** SET PROBLEM **
Print every line of the listing below word for word, omitting the pictures.

** STORED RECORDS **
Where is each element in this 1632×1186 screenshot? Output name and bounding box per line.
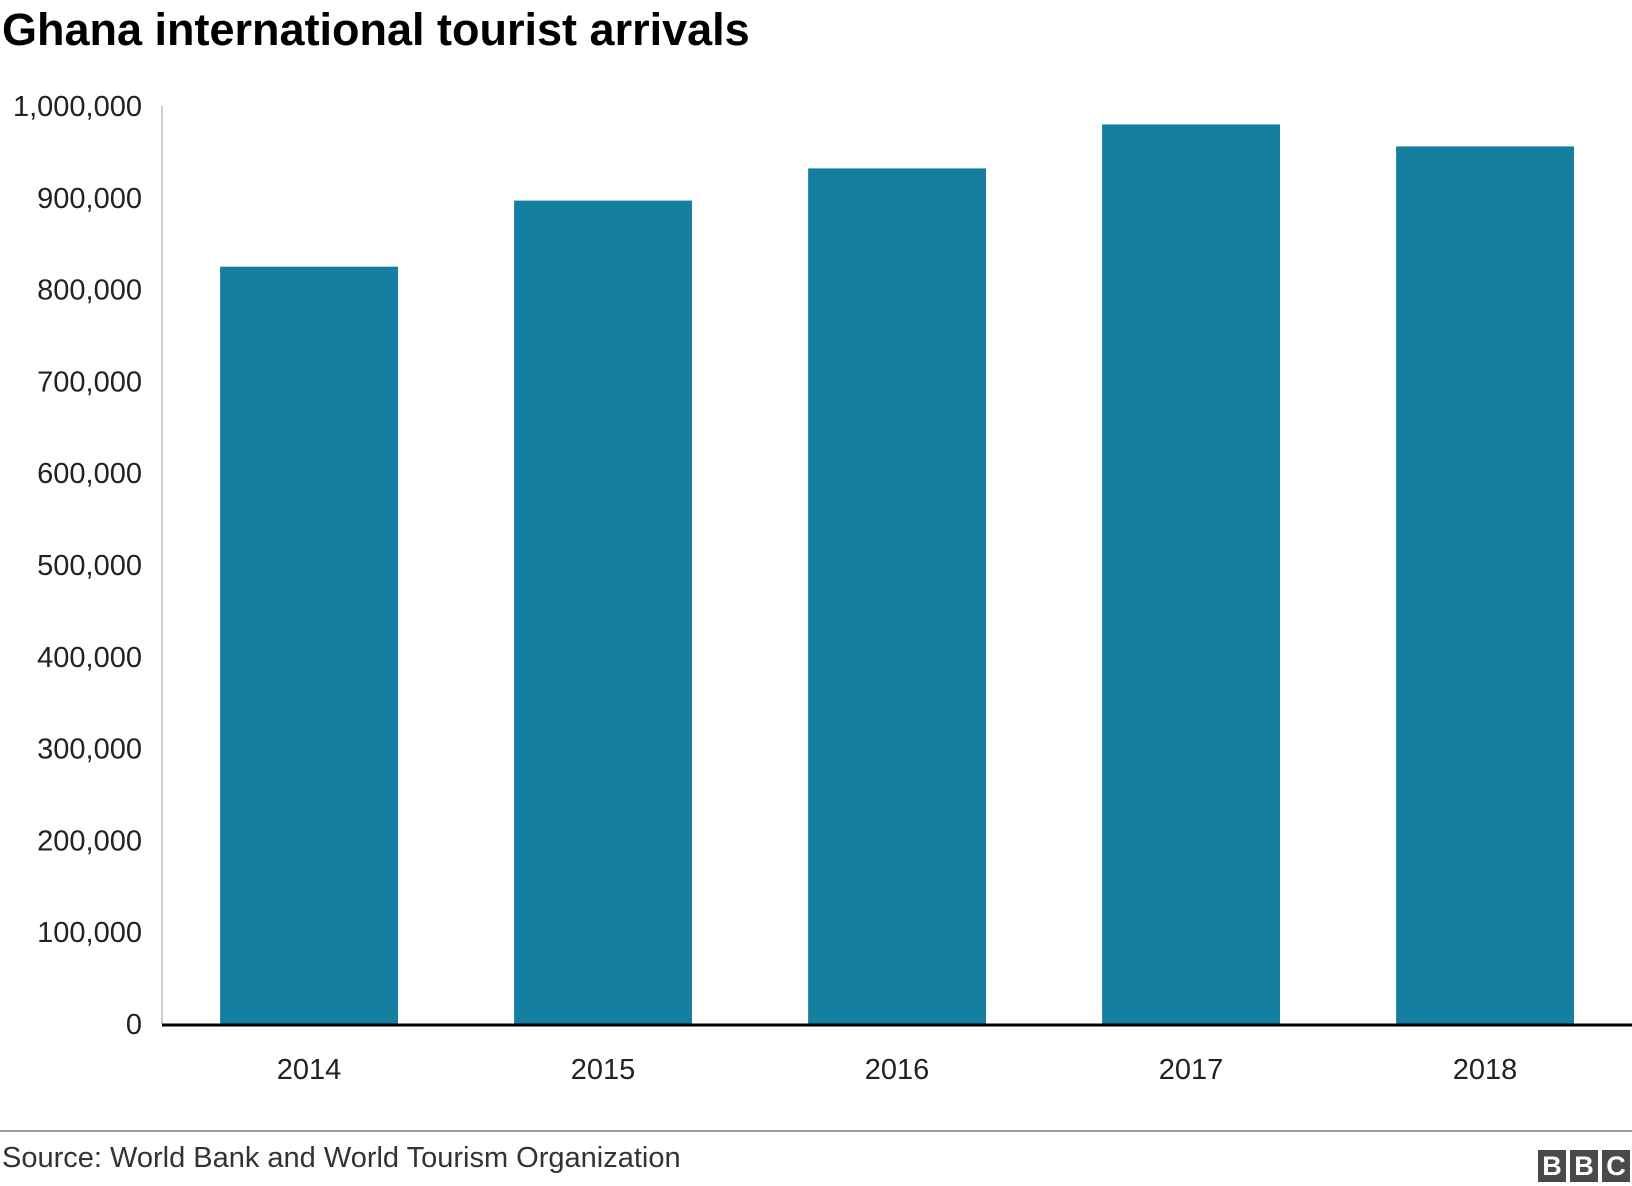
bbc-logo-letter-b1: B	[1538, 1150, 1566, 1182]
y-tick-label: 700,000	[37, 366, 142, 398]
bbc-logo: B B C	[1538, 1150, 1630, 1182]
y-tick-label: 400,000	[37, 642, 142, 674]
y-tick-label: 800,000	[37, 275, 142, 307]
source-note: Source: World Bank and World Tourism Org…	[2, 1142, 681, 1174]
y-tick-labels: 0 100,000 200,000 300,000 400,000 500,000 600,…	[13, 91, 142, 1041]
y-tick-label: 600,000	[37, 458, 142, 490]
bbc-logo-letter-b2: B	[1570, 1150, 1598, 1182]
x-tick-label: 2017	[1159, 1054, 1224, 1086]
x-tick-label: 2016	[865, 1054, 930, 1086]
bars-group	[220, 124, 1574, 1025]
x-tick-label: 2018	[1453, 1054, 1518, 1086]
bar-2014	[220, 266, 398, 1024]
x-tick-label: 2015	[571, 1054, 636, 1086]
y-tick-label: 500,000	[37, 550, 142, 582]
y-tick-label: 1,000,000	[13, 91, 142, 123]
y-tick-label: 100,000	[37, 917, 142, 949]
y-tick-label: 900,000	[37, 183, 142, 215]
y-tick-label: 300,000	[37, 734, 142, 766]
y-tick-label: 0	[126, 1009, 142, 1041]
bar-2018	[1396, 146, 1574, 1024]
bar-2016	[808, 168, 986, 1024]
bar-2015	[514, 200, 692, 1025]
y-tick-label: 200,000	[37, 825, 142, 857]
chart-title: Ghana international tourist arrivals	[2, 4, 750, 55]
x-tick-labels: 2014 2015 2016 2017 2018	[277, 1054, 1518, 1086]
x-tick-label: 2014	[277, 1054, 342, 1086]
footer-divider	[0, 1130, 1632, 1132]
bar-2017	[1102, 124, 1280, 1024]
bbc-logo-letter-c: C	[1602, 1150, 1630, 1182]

** THE ANSWER **
Where is each element in this 1632×1186 screenshot? Output name and bounding box per line.
bbc-logo-letter-b1: B	[1538, 1150, 1566, 1182]
y-tick-label: 700,000	[37, 366, 142, 398]
bbc-logo: B B C	[1538, 1150, 1630, 1182]
y-tick-label: 400,000	[37, 642, 142, 674]
y-tick-label: 800,000	[37, 275, 142, 307]
source-note: Source: World Bank and World Tourism Org…	[2, 1142, 681, 1174]
y-tick-labels: 0 100,000 200,000 300,000 400,000 500,000 600,…	[13, 91, 142, 1041]
y-tick-label: 600,000	[37, 458, 142, 490]
bbc-logo-letter-b2: B	[1570, 1150, 1598, 1182]
x-tick-label: 2017	[1159, 1054, 1224, 1086]
x-tick-label: 2016	[865, 1054, 930, 1086]
bars-group	[220, 124, 1574, 1025]
x-tick-label: 2018	[1453, 1054, 1518, 1086]
bar-2014	[220, 266, 398, 1024]
x-tick-label: 2015	[571, 1054, 636, 1086]
y-tick-label: 500,000	[37, 550, 142, 582]
y-tick-label: 1,000,000	[13, 91, 142, 123]
y-tick-label: 100,000	[37, 917, 142, 949]
y-tick-label: 900,000	[37, 183, 142, 215]
y-tick-label: 300,000	[37, 734, 142, 766]
y-tick-label: 0	[126, 1009, 142, 1041]
bar-2018	[1396, 146, 1574, 1024]
bar-2016	[808, 168, 986, 1024]
bar-2015	[514, 200, 692, 1025]
y-tick-label: 200,000	[37, 825, 142, 857]
chart-title: Ghana international tourist arrivals	[2, 4, 750, 55]
x-tick-labels: 2014 2015 2016 2017 2018	[277, 1054, 1518, 1086]
x-tick-label: 2014	[277, 1054, 342, 1086]
footer-divider	[0, 1130, 1632, 1132]
bar-2017	[1102, 124, 1280, 1024]
bbc-logo-letter-c: C	[1602, 1150, 1630, 1182]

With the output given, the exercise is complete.